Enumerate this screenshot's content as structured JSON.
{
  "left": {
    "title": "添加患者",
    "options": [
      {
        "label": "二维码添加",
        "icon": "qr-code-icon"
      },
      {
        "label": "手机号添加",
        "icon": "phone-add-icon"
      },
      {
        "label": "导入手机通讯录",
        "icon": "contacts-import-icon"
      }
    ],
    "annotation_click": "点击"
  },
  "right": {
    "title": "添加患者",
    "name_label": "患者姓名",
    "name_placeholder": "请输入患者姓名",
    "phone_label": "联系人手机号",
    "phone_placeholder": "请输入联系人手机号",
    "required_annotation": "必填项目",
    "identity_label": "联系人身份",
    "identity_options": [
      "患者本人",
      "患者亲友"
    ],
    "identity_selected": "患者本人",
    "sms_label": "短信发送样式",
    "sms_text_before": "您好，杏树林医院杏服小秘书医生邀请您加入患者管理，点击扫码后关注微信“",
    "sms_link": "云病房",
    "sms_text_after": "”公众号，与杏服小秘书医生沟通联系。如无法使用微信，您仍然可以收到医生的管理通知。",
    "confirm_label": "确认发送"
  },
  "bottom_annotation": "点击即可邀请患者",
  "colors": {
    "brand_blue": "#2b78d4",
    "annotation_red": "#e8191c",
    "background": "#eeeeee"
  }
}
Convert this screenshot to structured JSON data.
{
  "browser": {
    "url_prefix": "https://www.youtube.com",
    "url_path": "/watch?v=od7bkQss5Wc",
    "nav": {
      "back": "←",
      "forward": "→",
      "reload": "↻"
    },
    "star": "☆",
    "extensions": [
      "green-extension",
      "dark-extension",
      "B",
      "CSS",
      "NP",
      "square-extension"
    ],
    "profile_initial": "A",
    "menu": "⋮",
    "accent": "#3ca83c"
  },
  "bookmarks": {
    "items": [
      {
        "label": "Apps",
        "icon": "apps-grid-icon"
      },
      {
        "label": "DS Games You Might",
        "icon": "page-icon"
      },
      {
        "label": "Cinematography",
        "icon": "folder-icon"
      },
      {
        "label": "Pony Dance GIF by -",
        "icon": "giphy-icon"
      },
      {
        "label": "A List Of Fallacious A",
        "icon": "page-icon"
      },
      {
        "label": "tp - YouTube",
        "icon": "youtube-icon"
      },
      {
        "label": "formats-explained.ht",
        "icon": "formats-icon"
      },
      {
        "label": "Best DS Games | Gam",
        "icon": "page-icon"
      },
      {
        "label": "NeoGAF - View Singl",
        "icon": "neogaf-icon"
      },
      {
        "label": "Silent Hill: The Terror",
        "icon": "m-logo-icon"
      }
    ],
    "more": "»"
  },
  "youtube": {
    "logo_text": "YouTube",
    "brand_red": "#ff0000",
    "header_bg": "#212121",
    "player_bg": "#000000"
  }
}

..............................

Print the complete listing again, exactly as it stands.

Enumerate this screenshot's content as structured JSON.
{
  "left": {
    "title": "添加患者",
    "options": [
      {
        "label": "二维码添加",
        "icon": "qr-code-icon"
      },
      {
        "label": "手机号添加",
        "icon": "phone-add-icon"
      },
      {
        "label": "导入手机通讯录",
        "icon": "contacts-import-icon"
      }
    ],
    "annotation_click": "点击"
  },
  "right": {
    "title": "添加患者",
    "name_label": "患者姓名",
    "name_placeholder": "请输入患者姓名",
    "phone_label": "联系人手机号",
    "phone_placeholder": "请输入联系人手机号",
    "required_annotation": "必填项目",
    "identity_label": "联系人身份",
    "identity_options": [
      "患者本人",
      "患者亲友"
    ],
    "identity_selected": "患者本人",
    "sms_label": "短信发送样式",
    "sms_text_before": "您好，杏树林医院杏服小秘书医生邀请您加入患者管理，点击扫码后关注微信“",
    "sms_link": "云病房",
    "sms_text_after": "”公众号，与杏服小秘书医生沟通联系。如无法使用微信，您仍然可以收到医生的管理通知。",
    "confirm_label": "确认发送"
  },
  "bottom_annotation": "点击即可邀请患者",
  "colors": {
    "brand_blue": "#2b78d4",
    "annotation_red": "#e8191c",
    "background": "#eeeeee"
  }
}
Convert this screenshot to structured JSON data.
{
  "browser": {
    "url_prefix": "https://www.youtube.com",
    "url_path": "/watch?v=od7bkQss5Wc",
    "nav": {
      "back": "←",
      "forward": "→",
      "reload": "↻"
    },
    "star": "☆",
    "extensions": [
      "green-extension",
      "dark-extension",
      "B",
      "CSS",
      "NP",
      "square-extension"
    ],
    "profile_initial": "A",
    "menu": "⋮",
    "accent": "#3ca83c"
  },
  "bookmarks": {
    "items": [
      {
        "label": "Apps",
        "icon": "apps-grid-icon"
      },
      {
        "label": "DS Games You Might",
        "icon": "page-icon"
      },
      {
        "label": "Cinematography",
        "icon": "folder-icon"
      },
      {
        "label": "Pony Dance GIF by -",
        "icon": "giphy-icon"
      },
      {
        "label": "A List Of Fallacious A",
        "icon": "page-icon"
      },
      {
        "label": "tp - YouTube",
        "icon": "youtube-icon"
      },
      {
        "label": "formats-explained.ht",
        "icon": "formats-icon"
      },
      {
        "label": "Best DS Games | Gam",
        "icon": "page-icon"
      },
      {
        "label": "NeoGAF - View Singl",
        "icon": "neogaf-icon"
      },
      {
        "label": "Silent Hill: The Terror",
        "icon": "m-logo-icon"
      }
    ],
    "more": "»"
  },
  "youtube": {
    "logo_text": "YouTube",
    "brand_red": "#ff0000",
    "header_bg": "#212121",
    "player_bg": "#000000"
  }
}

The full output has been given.